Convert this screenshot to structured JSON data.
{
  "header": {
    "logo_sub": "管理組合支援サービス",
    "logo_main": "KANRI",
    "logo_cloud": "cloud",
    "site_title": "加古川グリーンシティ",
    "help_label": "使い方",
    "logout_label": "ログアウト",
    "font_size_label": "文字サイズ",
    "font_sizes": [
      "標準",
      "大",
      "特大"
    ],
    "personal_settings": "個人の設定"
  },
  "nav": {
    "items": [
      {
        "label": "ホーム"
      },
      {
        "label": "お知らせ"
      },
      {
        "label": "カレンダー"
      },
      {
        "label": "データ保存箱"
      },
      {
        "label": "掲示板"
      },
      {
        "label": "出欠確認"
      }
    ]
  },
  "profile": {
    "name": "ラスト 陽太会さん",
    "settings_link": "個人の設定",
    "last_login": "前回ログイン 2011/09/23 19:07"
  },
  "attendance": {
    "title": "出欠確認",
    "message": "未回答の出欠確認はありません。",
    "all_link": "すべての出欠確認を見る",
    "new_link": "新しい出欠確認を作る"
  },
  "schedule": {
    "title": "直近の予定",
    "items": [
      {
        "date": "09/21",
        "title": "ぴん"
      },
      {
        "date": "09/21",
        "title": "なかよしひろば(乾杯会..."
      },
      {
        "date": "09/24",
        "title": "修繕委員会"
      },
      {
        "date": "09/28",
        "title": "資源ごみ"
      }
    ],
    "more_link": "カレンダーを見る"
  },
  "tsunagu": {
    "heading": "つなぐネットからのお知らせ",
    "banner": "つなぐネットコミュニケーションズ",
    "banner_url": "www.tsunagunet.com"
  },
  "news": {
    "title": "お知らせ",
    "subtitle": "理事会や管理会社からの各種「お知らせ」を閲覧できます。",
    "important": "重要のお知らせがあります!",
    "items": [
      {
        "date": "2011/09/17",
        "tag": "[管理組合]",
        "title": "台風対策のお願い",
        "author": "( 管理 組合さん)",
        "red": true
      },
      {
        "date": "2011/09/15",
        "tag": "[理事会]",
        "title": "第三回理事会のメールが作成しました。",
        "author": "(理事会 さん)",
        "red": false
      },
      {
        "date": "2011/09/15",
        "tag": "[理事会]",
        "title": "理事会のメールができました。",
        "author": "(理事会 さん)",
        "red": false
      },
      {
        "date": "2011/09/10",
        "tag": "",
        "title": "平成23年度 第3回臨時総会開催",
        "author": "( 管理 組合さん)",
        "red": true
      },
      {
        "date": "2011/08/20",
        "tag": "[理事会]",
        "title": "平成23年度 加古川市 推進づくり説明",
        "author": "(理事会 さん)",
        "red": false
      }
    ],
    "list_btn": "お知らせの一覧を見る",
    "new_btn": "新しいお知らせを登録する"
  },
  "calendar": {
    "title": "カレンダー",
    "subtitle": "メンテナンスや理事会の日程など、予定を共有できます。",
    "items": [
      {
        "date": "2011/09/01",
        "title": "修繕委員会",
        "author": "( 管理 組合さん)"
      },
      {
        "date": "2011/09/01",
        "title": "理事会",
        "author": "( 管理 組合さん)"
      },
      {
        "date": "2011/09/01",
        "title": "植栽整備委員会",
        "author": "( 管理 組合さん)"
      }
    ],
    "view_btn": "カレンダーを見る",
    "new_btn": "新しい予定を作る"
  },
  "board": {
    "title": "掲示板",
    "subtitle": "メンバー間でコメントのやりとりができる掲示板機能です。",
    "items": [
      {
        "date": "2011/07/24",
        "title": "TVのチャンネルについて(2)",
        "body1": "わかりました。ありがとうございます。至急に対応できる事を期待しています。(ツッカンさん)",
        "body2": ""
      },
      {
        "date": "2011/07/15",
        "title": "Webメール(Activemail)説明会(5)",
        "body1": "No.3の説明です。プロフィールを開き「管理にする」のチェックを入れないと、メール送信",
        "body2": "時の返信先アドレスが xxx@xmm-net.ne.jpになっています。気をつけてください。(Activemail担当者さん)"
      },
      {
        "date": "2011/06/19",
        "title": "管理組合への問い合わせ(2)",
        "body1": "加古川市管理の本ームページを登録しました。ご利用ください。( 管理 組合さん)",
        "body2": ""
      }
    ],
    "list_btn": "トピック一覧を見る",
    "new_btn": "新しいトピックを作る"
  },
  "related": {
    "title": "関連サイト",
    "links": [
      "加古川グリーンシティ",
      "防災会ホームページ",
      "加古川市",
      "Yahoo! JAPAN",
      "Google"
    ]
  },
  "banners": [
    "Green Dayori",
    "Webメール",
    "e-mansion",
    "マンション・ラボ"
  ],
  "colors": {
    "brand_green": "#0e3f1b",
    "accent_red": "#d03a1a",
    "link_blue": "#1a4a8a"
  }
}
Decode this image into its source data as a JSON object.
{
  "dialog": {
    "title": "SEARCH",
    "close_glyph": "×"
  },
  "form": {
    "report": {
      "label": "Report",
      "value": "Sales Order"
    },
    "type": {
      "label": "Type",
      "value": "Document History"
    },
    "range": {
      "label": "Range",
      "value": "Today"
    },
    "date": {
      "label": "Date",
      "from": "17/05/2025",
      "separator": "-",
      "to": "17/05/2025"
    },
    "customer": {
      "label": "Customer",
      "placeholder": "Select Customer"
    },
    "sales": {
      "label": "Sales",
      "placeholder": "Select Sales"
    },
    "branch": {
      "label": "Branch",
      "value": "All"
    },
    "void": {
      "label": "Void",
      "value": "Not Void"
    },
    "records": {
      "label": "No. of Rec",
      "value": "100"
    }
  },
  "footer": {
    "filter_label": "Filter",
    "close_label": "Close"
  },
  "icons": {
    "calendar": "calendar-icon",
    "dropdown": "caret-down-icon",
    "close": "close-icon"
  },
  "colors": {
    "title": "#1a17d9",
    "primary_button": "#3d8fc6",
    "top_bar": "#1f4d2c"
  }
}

---

● **Exercise prompt**: Pick out and copy the lines of the entries that hold the string "カレンダーを見る".

● **Complete answer**:
    "more_link": "カレンダーを見る"
    "view_btn": "カレンダーを見る",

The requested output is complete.